**Aim**
Spot each line that carries the word "Short"; copy those lines.
········
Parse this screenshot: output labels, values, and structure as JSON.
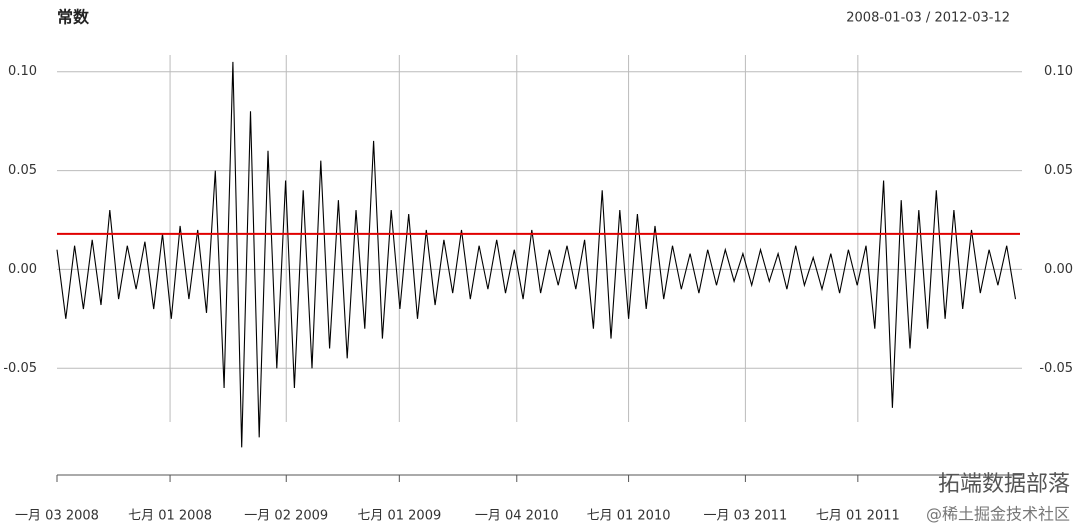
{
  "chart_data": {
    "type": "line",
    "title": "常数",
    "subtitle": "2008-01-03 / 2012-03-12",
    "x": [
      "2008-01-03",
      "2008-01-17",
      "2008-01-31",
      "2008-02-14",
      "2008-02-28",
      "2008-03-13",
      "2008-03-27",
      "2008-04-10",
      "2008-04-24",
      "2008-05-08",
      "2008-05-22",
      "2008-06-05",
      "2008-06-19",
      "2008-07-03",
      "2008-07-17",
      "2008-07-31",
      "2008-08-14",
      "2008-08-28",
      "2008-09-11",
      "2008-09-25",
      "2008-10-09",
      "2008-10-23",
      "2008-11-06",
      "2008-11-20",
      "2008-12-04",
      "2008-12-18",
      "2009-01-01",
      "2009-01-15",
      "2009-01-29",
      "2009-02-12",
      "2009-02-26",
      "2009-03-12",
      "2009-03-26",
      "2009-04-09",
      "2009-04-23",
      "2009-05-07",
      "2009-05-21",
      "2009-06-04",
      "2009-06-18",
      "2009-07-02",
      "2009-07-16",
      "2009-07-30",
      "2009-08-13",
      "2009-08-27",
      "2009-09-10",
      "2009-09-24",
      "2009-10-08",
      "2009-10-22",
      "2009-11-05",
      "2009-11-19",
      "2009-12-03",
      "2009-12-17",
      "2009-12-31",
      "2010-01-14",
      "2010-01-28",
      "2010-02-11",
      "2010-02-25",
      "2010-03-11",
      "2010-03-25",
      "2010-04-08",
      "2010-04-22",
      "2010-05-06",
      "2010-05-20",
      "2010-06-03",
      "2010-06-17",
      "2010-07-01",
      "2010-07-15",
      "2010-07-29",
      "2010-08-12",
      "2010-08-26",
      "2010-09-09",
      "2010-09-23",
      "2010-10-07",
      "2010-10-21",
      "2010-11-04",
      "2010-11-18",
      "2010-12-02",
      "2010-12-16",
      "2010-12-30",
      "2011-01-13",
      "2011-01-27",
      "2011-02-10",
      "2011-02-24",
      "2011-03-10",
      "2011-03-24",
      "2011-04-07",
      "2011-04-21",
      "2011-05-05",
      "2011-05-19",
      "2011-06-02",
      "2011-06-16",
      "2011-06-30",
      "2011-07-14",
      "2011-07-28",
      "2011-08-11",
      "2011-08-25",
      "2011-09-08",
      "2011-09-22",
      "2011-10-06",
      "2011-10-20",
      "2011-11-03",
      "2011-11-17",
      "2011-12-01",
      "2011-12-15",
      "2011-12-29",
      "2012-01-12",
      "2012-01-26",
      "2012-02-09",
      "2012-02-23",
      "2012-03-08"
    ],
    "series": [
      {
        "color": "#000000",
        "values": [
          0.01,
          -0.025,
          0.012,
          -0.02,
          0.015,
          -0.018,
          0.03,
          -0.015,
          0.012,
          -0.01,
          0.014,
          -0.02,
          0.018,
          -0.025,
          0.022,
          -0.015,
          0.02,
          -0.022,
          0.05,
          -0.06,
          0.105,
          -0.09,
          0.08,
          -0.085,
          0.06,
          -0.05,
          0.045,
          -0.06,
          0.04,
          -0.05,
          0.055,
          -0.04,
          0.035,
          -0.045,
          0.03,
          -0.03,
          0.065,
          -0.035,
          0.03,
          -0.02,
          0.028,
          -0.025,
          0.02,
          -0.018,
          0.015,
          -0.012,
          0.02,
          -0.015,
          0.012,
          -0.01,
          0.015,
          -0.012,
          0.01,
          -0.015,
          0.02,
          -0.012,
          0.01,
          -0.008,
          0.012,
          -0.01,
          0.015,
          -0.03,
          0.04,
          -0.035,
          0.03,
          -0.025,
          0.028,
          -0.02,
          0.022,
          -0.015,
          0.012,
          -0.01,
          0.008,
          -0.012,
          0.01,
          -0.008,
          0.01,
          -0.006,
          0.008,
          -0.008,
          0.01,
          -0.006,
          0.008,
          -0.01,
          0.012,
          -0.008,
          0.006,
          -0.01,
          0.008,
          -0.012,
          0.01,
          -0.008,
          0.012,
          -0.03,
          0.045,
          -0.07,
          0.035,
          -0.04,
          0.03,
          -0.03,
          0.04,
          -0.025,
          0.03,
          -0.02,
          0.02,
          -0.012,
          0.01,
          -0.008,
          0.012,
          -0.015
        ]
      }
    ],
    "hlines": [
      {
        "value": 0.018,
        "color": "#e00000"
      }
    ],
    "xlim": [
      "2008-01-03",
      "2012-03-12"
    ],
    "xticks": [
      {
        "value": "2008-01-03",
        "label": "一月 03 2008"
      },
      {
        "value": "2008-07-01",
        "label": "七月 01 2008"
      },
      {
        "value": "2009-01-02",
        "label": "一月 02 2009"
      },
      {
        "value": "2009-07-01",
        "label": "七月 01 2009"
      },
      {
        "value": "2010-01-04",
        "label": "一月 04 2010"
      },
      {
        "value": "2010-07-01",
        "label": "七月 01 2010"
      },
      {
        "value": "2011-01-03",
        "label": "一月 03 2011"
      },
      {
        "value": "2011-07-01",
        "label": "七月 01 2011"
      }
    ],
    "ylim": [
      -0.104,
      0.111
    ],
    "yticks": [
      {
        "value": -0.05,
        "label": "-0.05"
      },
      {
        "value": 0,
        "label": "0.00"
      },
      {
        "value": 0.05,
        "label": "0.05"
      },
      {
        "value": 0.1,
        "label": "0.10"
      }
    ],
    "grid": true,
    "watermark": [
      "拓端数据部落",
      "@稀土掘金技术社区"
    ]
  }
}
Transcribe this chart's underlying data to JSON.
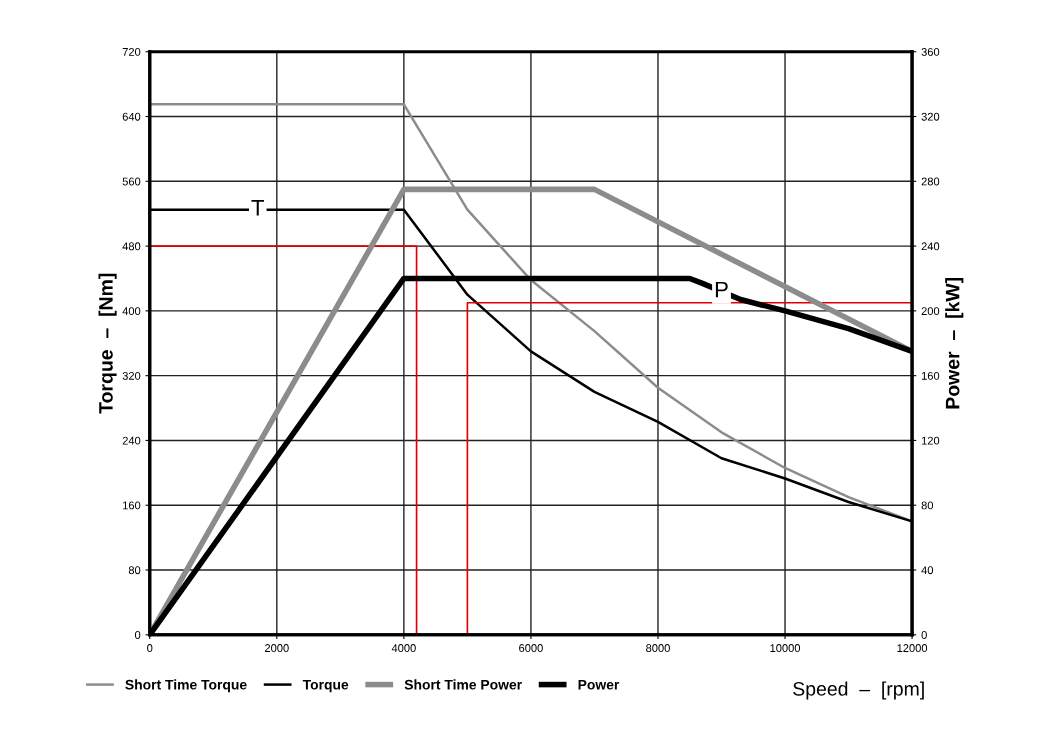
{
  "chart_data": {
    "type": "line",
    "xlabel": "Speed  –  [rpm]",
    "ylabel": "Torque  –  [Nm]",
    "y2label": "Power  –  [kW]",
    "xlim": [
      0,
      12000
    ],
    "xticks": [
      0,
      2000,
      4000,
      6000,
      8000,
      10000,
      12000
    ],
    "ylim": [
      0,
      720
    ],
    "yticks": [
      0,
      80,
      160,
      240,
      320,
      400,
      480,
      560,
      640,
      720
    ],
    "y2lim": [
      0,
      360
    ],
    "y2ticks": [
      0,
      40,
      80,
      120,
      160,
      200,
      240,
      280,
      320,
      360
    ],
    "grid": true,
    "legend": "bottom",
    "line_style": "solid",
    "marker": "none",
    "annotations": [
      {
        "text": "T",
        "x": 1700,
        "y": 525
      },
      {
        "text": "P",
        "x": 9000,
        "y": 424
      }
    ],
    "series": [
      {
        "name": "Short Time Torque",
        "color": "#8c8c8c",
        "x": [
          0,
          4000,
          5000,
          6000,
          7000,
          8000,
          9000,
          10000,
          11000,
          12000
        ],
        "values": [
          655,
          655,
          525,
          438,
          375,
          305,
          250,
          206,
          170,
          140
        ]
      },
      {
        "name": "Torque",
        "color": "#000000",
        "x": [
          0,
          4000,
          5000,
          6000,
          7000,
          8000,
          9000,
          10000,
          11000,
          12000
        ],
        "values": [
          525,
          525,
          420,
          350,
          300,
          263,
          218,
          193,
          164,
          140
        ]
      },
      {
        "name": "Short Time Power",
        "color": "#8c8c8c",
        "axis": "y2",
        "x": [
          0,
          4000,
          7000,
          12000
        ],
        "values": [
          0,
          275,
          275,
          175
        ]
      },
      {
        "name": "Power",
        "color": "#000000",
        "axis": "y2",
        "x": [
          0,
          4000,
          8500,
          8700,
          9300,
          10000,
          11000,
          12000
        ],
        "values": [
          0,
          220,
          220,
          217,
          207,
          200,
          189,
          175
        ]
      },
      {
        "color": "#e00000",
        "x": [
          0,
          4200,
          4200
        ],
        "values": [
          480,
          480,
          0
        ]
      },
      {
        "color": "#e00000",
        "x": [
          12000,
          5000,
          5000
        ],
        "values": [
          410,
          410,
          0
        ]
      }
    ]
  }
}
········
**Worked answer**
        "name": "Short Time Torque",
        "name": "Short Time Power",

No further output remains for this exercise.